Problem description:
Examine the entries and show every line in which the word "name" is found.
BEGIN Given entries
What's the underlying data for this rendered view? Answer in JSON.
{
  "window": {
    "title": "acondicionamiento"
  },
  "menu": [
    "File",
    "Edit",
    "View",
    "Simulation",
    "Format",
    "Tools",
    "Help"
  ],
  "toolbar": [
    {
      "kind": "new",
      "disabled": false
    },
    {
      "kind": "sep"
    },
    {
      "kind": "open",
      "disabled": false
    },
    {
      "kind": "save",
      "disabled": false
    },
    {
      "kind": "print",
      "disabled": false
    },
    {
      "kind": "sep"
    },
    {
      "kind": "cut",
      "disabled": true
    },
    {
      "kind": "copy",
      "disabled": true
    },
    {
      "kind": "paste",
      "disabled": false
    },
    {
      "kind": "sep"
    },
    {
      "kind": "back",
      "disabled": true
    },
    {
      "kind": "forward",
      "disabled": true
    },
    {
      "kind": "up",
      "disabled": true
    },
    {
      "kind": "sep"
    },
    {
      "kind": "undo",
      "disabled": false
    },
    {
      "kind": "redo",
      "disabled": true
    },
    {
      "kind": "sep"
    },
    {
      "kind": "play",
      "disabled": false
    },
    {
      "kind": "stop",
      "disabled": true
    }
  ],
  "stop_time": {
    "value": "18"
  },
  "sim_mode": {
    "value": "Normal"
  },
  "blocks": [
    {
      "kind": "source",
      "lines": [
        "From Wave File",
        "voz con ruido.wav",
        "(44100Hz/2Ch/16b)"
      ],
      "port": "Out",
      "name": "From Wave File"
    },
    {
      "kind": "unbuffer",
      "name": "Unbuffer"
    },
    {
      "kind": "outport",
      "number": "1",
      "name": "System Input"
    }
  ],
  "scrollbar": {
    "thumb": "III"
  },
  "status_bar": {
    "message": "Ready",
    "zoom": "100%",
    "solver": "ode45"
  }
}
END Given entries
Task answer:
      "name": "From Wave File"
      "name": "Unbuffer"
      "name": "System Input"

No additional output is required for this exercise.